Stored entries
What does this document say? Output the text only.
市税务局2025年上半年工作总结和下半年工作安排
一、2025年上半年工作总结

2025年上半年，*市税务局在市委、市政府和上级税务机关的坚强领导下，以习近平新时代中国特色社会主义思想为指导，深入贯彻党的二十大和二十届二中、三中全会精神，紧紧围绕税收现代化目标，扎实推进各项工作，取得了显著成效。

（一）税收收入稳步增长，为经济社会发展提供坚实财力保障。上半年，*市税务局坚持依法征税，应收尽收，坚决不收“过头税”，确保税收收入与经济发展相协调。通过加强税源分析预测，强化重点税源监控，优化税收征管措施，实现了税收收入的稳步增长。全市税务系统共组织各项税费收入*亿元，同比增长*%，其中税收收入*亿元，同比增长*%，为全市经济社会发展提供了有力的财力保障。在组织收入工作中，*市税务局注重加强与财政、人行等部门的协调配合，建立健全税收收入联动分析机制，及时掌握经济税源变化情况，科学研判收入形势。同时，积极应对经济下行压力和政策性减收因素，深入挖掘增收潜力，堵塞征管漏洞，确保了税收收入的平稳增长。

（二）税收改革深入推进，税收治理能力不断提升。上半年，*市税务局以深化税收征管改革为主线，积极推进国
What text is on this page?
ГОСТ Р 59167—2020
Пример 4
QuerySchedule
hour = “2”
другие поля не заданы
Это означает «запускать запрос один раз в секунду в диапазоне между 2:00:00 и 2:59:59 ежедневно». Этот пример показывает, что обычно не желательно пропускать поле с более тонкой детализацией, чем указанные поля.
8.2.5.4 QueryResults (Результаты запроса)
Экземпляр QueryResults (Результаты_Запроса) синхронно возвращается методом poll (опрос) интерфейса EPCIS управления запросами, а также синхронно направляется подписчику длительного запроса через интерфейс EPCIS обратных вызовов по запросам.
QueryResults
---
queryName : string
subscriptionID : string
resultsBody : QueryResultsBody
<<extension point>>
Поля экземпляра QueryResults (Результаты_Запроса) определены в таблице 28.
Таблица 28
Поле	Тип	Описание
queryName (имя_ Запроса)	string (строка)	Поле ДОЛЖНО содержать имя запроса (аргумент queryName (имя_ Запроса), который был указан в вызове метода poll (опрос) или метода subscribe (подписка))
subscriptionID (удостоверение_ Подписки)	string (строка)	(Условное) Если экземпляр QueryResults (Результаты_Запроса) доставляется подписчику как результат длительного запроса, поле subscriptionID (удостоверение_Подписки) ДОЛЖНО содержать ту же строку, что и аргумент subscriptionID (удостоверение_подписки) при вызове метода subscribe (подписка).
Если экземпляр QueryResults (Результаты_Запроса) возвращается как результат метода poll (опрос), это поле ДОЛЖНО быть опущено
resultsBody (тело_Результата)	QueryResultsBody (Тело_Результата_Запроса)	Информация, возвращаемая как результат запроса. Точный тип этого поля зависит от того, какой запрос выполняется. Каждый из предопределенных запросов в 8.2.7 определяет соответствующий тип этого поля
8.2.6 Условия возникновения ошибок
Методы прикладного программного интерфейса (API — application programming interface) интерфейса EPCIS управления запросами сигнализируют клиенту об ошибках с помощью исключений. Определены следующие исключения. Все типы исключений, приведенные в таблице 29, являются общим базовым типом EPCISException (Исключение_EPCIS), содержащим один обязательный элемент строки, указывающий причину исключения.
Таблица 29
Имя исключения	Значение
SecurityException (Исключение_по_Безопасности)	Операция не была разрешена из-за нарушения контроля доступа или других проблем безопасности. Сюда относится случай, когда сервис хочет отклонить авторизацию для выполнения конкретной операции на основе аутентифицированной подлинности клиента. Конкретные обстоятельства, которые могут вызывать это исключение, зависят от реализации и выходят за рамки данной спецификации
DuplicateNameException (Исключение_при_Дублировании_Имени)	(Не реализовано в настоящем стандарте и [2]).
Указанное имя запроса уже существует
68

▶ Objective: Select all lines with the word "один" from the entries above.

▶ The solution:
Это означает «запускать запрос один раз в секунду в диапазоне между 2:00:00 и 2:59:59 ежедневно». Этот пример показывает, что обычно не желательно пропускать поле с более тонкой детализацией, чем указанные поля.
Методы прикладного программного интерфейса (API — application programming interface) интерфейса EPCIS управления запросами сигнализируют клиенту об ошибках с помощью исключений. Определены следующие исключения. Все типы исключений, приведенные в таблице 29, являются общим базовым типом EPCISException (Исключение_EPCIS), содержащим один обязательный элемент строки, указывающий причину исключения.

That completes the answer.